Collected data
--- START ---

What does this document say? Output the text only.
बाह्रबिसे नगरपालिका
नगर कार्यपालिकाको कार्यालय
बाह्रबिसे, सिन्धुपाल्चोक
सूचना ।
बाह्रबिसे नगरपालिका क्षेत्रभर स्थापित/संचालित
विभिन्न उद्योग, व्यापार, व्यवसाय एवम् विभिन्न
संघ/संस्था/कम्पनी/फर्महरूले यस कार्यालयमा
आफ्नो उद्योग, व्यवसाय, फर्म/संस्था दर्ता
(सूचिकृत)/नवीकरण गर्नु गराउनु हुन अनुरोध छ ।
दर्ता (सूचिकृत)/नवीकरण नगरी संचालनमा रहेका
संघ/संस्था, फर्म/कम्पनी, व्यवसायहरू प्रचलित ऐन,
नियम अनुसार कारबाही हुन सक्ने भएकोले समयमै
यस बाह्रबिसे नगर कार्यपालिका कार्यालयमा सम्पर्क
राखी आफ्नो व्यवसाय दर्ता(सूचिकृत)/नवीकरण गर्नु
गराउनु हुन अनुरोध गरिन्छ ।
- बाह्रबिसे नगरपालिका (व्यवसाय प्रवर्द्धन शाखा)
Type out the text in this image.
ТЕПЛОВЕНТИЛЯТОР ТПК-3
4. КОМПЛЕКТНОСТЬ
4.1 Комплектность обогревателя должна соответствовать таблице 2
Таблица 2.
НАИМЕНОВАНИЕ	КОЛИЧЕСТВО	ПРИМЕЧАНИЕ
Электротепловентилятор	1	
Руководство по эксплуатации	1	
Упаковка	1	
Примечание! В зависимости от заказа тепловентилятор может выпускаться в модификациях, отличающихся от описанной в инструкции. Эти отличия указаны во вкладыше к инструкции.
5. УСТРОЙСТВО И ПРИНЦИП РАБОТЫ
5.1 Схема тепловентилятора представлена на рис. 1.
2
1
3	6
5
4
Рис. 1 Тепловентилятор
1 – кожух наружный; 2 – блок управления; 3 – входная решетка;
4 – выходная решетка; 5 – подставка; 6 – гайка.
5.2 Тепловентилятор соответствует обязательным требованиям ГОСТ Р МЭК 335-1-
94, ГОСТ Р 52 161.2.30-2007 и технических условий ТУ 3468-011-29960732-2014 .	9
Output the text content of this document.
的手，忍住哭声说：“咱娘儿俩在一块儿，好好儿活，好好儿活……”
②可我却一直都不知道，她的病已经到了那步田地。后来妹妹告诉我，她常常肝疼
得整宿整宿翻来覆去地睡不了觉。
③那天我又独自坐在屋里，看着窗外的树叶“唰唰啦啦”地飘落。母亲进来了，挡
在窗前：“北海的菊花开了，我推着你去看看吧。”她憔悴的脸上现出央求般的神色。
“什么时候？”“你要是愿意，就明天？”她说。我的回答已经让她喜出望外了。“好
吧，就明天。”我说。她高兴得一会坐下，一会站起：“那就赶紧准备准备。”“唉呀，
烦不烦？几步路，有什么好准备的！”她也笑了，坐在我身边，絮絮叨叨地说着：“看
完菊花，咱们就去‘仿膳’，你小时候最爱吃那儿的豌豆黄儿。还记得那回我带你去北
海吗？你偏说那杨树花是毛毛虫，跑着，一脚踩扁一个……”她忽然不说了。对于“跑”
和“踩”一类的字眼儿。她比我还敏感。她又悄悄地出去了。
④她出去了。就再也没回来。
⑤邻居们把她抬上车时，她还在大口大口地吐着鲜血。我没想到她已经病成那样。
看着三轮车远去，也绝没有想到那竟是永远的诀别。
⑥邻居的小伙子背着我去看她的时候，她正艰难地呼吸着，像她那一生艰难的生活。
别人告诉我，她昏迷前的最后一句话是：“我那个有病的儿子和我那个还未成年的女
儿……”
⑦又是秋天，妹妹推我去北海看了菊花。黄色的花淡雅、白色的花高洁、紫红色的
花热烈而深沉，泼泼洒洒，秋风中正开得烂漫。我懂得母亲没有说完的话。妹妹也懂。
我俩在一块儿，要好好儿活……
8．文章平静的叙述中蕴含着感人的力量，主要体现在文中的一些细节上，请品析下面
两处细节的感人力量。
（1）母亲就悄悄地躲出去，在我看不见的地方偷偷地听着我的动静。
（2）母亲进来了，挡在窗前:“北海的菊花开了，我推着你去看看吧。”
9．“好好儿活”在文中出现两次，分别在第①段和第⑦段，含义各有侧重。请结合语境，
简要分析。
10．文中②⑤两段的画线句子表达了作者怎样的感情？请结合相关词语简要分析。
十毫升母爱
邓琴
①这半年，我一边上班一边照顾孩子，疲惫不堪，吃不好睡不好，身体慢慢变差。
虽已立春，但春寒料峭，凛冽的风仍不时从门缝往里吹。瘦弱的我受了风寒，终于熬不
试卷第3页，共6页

--- END ---

> _WRITTEN EXERCISE_
Copy, from the material, each line that holds the string "text".

> _SOLUTION FOR THIS PROBLEM_
What does this document say? Output the text only.
Type out the text in this image.
Output the text content of this document.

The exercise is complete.